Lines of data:
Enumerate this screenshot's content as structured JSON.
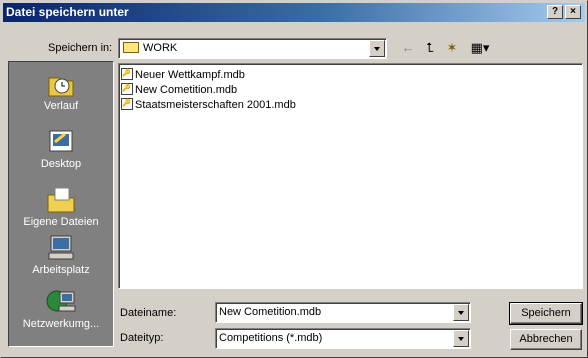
{
  "dialog": {
    "title": "Datei speichern unter",
    "help_label": "?",
    "close_label": "×"
  },
  "save_in": {
    "label": "Speichern in:",
    "value": "WORK"
  },
  "toolbar": {
    "back_icon": "←",
    "up_icon": "⮤",
    "new_folder_icon": "✶",
    "views_icon": "▦▾"
  },
  "places": [
    {
      "label": "Verlauf",
      "icon": "history-icon"
    },
    {
      "label": "Desktop",
      "icon": "desktop-icon"
    },
    {
      "label": "Eigene Dateien",
      "icon": "my-documents-icon"
    },
    {
      "label": "Arbeitsplatz",
      "icon": "my-computer-icon"
    },
    {
      "label": "Netzwerkumg...",
      "icon": "network-icon"
    }
  ],
  "files": [
    {
      "name": "Neuer Wettkampf.mdb"
    },
    {
      "name": "New Cometition.mdb"
    },
    {
      "name": "Staatsmeisterschaften 2001.mdb"
    }
  ],
  "filename": {
    "label": "Dateiname:",
    "value": "New Cometition.mdb"
  },
  "filetype": {
    "label": "Dateityp:",
    "value": "Competitions (*.mdb)"
  },
  "buttons": {
    "save": "Speichern",
    "cancel": "Abbrechen"
  }
}
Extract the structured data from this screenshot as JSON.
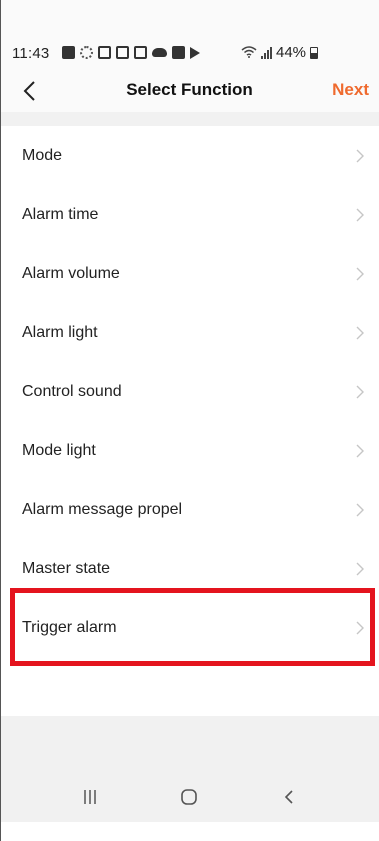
{
  "status_bar": {
    "time": "11:43",
    "battery_percent": "44%",
    "notification_icons": [
      "teams-icon",
      "sync-icon",
      "square-app-icon",
      "gmail-icon",
      "gallery-icon",
      "cloud-icon",
      "youtube-icon",
      "play-icon"
    ]
  },
  "header": {
    "title": "Select Function",
    "next_label": "Next",
    "accent_color": "#ef6a2e"
  },
  "functions": [
    {
      "label": "Mode"
    },
    {
      "label": "Alarm time"
    },
    {
      "label": "Alarm volume"
    },
    {
      "label": "Alarm light"
    },
    {
      "label": "Control sound"
    },
    {
      "label": "Mode light"
    },
    {
      "label": "Alarm message propel"
    },
    {
      "label": "Master state"
    },
    {
      "label": "Trigger alarm"
    }
  ],
  "highlight": {
    "item": "Trigger alarm",
    "color": "#e4141e"
  },
  "nav_bar": {
    "buttons": [
      "recent-apps-icon",
      "home-icon",
      "back-icon"
    ]
  }
}
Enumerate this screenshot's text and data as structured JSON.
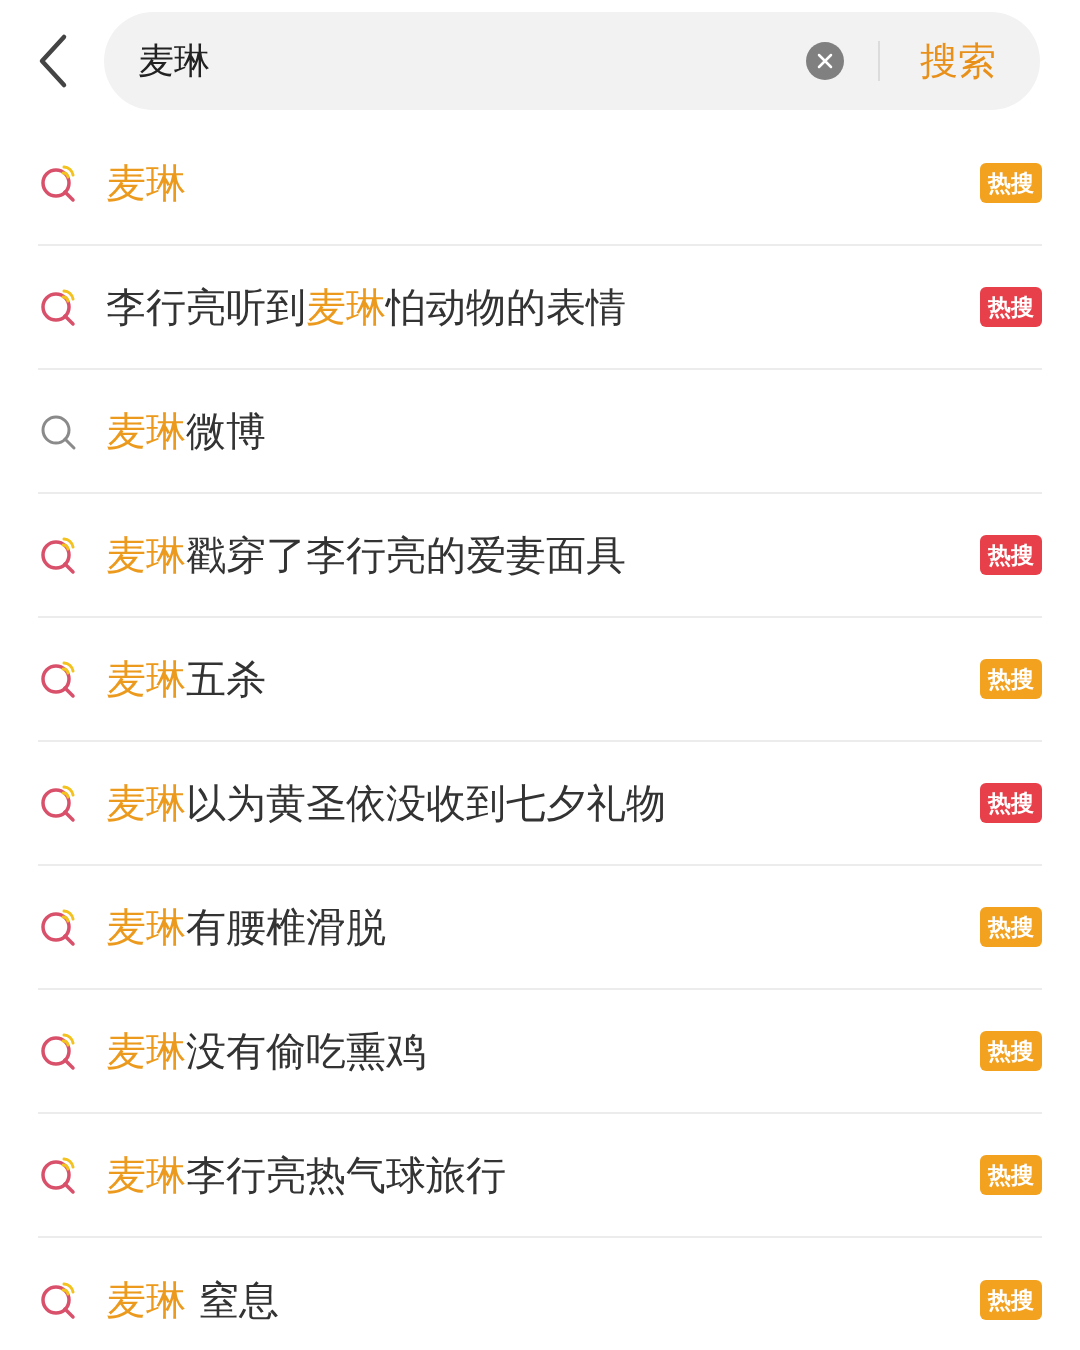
{
  "search_bar": {
    "value": "麦琳",
    "button": "搜索"
  },
  "suggestions": [
    {
      "kind": "hot",
      "segments": [
        {
          "text": "麦琳",
          "highlight": true
        }
      ],
      "badge": {
        "text": "热搜",
        "color": "#f3a21f"
      }
    },
    {
      "kind": "hot",
      "segments": [
        {
          "text": "李行亮听到",
          "highlight": false
        },
        {
          "text": "麦琳",
          "highlight": true
        },
        {
          "text": "怕动物的表情",
          "highlight": false
        }
      ],
      "badge": {
        "text": "热搜",
        "color": "#e8404a"
      }
    },
    {
      "kind": "plain",
      "segments": [
        {
          "text": "麦琳",
          "highlight": true
        },
        {
          "text": "微博",
          "highlight": false
        }
      ]
    },
    {
      "kind": "hot",
      "segments": [
        {
          "text": "麦琳",
          "highlight": true
        },
        {
          "text": "戳穿了李行亮的爱妻面具",
          "highlight": false
        }
      ],
      "badge": {
        "text": "热搜",
        "color": "#e8404a"
      }
    },
    {
      "kind": "hot",
      "segments": [
        {
          "text": "麦琳",
          "highlight": true
        },
        {
          "text": "五杀",
          "highlight": false
        }
      ],
      "badge": {
        "text": "热搜",
        "color": "#f3a21f"
      }
    },
    {
      "kind": "hot",
      "segments": [
        {
          "text": "麦琳",
          "highlight": true
        },
        {
          "text": "以为黄圣依没收到七夕礼物",
          "highlight": false
        }
      ],
      "badge": {
        "text": "热搜",
        "color": "#e8404a"
      }
    },
    {
      "kind": "hot",
      "segments": [
        {
          "text": "麦琳",
          "highlight": true
        },
        {
          "text": "有腰椎滑脱",
          "highlight": false
        }
      ],
      "badge": {
        "text": "热搜",
        "color": "#f3a21f"
      }
    },
    {
      "kind": "hot",
      "segments": [
        {
          "text": "麦琳",
          "highlight": true
        },
        {
          "text": "没有偷吃熏鸡",
          "highlight": false
        }
      ],
      "badge": {
        "text": "热搜",
        "color": "#f3a21f"
      }
    },
    {
      "kind": "hot",
      "segments": [
        {
          "text": "麦琳",
          "highlight": true
        },
        {
          "text": "李行亮热气球旅行",
          "highlight": false
        }
      ],
      "badge": {
        "text": "热搜",
        "color": "#f3a21f"
      }
    },
    {
      "kind": "hot",
      "segments": [
        {
          "text": "麦琳",
          "highlight": true
        },
        {
          "text": " 窒息",
          "highlight": false
        }
      ],
      "badge": {
        "text": "热搜",
        "color": "#f3a21f"
      }
    }
  ]
}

▶ _Instructions for the task_
From the data above, gather every line that includes the word "value".

▶ _Solution for this task_
    "value": "WORK"
    "value": "New Cometition.mdb"
    "value": "Competitions (*.mdb)"
    "value": "麦琳",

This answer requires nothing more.